begin

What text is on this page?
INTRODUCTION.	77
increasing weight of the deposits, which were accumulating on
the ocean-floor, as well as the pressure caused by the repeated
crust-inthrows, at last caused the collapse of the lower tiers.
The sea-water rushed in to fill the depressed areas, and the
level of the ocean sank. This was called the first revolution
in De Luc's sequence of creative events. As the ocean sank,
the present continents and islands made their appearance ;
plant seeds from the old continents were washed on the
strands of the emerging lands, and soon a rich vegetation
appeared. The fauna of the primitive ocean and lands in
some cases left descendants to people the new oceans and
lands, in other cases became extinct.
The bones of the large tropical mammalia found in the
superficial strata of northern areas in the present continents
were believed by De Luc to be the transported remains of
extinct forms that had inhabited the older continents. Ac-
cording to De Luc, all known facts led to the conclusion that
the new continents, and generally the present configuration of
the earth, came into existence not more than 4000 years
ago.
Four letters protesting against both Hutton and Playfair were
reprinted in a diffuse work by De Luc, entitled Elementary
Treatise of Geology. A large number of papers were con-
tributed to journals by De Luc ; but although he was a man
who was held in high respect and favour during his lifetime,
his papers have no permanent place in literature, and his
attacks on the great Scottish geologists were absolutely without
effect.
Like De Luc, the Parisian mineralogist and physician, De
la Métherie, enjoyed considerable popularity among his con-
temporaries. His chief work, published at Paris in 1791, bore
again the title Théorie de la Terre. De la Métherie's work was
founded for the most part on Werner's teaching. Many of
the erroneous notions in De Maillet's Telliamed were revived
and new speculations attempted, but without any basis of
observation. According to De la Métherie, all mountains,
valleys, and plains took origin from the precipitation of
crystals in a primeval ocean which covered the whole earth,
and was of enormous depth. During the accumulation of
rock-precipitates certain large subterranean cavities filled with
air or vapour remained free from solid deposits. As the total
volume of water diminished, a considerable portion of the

end
begin

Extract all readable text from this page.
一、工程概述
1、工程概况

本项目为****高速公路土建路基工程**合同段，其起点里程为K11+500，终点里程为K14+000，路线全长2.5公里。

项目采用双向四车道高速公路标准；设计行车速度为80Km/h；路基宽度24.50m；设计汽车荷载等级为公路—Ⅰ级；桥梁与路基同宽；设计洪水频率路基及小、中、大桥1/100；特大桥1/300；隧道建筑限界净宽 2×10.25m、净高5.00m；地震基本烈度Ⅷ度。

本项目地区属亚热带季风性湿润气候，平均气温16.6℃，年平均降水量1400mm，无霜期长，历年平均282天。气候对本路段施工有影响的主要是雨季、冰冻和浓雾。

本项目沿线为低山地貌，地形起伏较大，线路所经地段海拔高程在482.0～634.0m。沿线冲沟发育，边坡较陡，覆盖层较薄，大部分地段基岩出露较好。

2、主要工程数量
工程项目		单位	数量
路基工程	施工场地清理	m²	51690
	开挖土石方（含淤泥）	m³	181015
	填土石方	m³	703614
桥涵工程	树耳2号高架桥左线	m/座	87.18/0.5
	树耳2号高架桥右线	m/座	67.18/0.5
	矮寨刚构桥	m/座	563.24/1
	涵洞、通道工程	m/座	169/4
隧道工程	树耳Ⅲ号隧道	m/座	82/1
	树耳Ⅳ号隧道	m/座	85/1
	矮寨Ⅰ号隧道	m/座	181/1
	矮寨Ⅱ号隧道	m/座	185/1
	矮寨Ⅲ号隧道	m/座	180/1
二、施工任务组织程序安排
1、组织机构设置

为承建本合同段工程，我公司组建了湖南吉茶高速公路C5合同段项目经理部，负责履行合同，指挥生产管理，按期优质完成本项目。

end

#### Task details:
Copy each line above that contains the word "cases".

#### Task output:
some cases left descendants to people the new oceans and
lands, in other cases became extinct.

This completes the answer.